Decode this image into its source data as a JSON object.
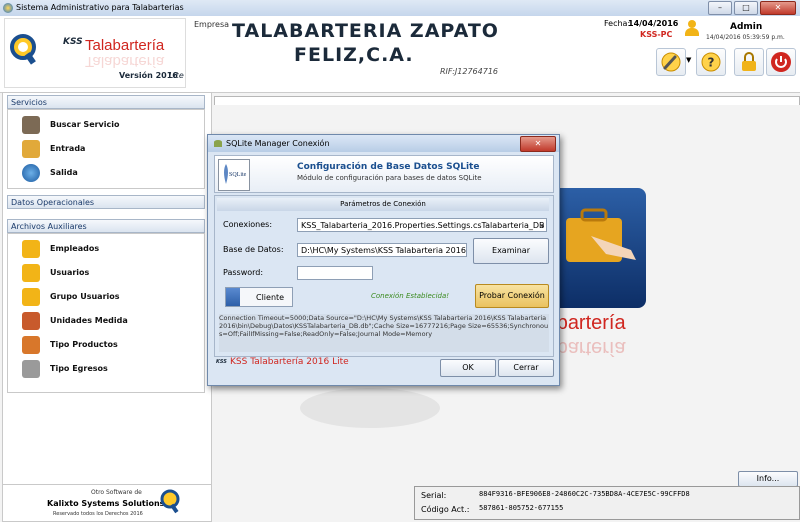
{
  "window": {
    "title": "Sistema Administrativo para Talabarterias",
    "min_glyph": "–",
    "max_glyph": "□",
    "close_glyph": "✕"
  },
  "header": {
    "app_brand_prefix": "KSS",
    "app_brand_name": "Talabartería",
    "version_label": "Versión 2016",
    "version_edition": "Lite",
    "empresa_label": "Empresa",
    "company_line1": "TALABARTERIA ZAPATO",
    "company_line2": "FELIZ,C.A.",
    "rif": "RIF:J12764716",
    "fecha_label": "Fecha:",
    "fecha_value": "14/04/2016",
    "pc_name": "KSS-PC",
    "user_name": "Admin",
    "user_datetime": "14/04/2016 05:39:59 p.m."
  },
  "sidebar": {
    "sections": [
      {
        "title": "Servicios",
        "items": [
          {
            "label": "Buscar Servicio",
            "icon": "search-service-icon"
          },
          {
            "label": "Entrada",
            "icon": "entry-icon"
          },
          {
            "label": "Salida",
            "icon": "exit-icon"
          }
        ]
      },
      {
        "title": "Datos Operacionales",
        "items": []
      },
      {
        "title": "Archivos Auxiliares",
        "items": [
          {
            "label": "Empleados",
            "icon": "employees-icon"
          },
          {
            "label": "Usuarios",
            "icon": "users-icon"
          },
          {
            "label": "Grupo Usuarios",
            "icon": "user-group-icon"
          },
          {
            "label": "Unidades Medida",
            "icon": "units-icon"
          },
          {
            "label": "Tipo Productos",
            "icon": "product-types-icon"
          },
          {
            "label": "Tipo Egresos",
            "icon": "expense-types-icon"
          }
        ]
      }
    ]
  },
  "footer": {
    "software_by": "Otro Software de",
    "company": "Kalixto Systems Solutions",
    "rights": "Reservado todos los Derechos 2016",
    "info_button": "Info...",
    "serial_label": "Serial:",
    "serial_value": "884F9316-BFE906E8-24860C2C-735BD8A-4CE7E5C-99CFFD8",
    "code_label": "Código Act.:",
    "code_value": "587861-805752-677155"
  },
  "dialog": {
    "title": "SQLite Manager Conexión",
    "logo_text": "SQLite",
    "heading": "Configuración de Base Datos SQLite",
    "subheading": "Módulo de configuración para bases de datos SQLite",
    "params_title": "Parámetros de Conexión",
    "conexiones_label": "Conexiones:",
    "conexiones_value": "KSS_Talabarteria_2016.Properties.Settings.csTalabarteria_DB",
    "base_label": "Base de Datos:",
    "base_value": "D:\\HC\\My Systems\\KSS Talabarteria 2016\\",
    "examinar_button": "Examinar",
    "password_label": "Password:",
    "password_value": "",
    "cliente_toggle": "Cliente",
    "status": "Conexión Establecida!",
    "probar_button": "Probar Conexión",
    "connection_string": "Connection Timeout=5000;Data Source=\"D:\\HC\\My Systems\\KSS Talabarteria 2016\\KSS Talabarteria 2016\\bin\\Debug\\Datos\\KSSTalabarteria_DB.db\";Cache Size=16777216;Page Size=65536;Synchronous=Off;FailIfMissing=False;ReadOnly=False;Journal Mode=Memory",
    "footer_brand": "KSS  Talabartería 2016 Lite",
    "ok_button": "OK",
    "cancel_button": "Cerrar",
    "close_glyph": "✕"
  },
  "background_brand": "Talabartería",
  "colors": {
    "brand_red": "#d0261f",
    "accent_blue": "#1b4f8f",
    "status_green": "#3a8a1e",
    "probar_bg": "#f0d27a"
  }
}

══════════

▶ Stated problem: Give the material again exactly as it is, but keep the pictures out.

▶ Worked solution:
Decode this image into its source data as a JSON object.
{
  "window": {
    "title": "Sistema Administrativo para Talabarterias",
    "min_glyph": "–",
    "max_glyph": "□",
    "close_glyph": "✕"
  },
  "header": {
    "app_brand_prefix": "KSS",
    "app_brand_name": "Talabartería",
    "version_label": "Versión 2016",
    "version_edition": "Lite",
    "empresa_label": "Empresa",
    "company_line1": "TALABARTERIA ZAPATO",
    "company_line2": "FELIZ,C.A.",
    "rif": "RIF:J12764716",
    "fecha_label": "Fecha:",
    "fecha_value": "14/04/2016",
    "pc_name": "KSS-PC",
    "user_name": "Admin",
    "user_datetime": "14/04/2016 05:39:59 p.m."
  },
  "sidebar": {
    "sections": [
      {
        "title": "Servicios",
        "items": [
          {
            "label": "Buscar Servicio",
            "icon": "search-service-icon"
          },
          {
            "label": "Entrada",
            "icon": "entry-icon"
          },
          {
            "label": "Salida",
            "icon": "exit-icon"
          }
        ]
      },
      {
        "title": "Datos Operacionales",
        "items": []
      },
      {
        "title": "Archivos Auxiliares",
        "items": [
          {
            "label": "Empleados",
            "icon": "employees-icon"
          },
          {
            "label": "Usuarios",
            "icon": "users-icon"
          },
          {
            "label": "Grupo Usuarios",
            "icon": "user-group-icon"
          },
          {
            "label": "Unidades Medida",
            "icon": "units-icon"
          },
          {
            "label": "Tipo Productos",
            "icon": "product-types-icon"
          },
          {
            "label": "Tipo Egresos",
            "icon": "expense-types-icon"
          }
        ]
      }
    ]
  },
  "footer": {
    "software_by": "Otro Software de",
    "company": "Kalixto Systems Solutions",
    "rights": "Reservado todos los Derechos 2016",
    "info_button": "Info...",
    "serial_label": "Serial:",
    "serial_value": "884F9316-BFE906E8-24860C2C-735BD8A-4CE7E5C-99CFFD8",
    "code_label": "Código Act.:",
    "code_value": "587861-805752-677155"
  },
  "dialog": {
    "title": "SQLite Manager Conexión",
    "logo_text": "SQLite",
    "heading": "Configuración de Base Datos SQLite",
    "subheading": "Módulo de configuración para bases de datos SQLite",
    "params_title": "Parámetros de Conexión",
    "conexiones_label": "Conexiones:",
    "conexiones_value": "KSS_Talabarteria_2016.Properties.Settings.csTalabarteria_DB",
    "base_label": "Base de Datos:",
    "base_value": "D:\\HC\\My Systems\\KSS Talabarteria 2016\\",
    "examinar_button": "Examinar",
    "password_label": "Password:",
    "password_value": "",
    "cliente_toggle": "Cliente",
    "status": "Conexión Establecida!",
    "probar_button": "Probar Conexión",
    "connection_string": "Connection Timeout=5000;Data Source=\"D:\\HC\\My Systems\\KSS Talabarteria 2016\\KSS Talabarteria 2016\\bin\\Debug\\Datos\\KSSTalabarteria_DB.db\";Cache Size=16777216;Page Size=65536;Synchronous=Off;FailIfMissing=False;ReadOnly=False;Journal Mode=Memory",
    "footer_brand": "KSS  Talabartería 2016 Lite",
    "ok_button": "OK",
    "cancel_button": "Cerrar",
    "close_glyph": "✕"
  },
  "background_brand": "Talabartería",
  "colors": {
    "brand_red": "#d0261f",
    "accent_blue": "#1b4f8f",
    "status_green": "#3a8a1e",
    "probar_bg": "#f0d27a"
  }
}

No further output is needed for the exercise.